• [EXERCISE DESCRIPTION]: From the entries below, copy out every line with "structure" in it.

(Stored items from a collection)
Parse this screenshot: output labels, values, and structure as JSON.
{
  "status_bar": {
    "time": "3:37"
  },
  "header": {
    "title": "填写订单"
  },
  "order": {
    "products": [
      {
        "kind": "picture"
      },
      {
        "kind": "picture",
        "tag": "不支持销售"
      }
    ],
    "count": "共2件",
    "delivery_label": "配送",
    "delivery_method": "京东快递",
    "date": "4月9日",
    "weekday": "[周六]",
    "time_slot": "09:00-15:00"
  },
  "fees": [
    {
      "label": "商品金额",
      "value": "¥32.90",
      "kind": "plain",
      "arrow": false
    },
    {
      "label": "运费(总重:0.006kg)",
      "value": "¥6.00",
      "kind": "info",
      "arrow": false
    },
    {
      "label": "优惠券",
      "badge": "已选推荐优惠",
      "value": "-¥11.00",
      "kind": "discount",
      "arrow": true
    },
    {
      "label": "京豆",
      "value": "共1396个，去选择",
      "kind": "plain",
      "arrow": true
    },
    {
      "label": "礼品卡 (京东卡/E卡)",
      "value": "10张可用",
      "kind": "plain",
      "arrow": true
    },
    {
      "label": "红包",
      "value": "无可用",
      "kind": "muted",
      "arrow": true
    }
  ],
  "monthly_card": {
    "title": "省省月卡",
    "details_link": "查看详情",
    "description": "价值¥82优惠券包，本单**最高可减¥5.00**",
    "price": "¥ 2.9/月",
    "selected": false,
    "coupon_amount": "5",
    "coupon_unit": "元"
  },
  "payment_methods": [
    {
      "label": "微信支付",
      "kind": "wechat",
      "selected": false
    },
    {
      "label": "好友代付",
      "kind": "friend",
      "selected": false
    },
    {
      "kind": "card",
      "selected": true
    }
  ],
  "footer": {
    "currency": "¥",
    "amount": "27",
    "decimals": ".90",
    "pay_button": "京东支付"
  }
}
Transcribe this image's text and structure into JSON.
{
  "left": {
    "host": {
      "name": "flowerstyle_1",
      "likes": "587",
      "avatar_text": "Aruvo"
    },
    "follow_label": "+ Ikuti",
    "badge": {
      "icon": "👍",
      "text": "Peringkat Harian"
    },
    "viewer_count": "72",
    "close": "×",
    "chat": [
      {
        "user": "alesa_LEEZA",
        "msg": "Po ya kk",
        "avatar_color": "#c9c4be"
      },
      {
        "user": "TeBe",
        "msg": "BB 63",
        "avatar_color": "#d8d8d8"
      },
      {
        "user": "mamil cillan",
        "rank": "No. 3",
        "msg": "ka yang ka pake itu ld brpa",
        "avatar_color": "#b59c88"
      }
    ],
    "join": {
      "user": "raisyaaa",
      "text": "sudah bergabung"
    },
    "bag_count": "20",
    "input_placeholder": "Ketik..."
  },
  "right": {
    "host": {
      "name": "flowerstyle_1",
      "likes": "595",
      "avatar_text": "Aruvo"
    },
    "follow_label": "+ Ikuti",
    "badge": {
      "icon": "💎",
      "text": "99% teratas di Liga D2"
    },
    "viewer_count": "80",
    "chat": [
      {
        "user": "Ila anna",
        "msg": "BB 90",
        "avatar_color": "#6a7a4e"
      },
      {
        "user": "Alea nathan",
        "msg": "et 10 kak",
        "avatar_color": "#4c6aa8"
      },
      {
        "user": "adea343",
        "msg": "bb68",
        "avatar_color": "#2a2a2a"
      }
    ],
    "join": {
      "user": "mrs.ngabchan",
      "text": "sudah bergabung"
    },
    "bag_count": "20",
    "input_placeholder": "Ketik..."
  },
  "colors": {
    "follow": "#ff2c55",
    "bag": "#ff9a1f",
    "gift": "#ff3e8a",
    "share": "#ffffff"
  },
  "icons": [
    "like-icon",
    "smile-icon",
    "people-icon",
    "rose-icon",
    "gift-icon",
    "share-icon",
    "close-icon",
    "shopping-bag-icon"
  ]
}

• [ANSWER TO THE EXERCISE]:
Parse this screenshot: output labels, values, and structure as JSON.
Transcribe this image's text and structure into JSON.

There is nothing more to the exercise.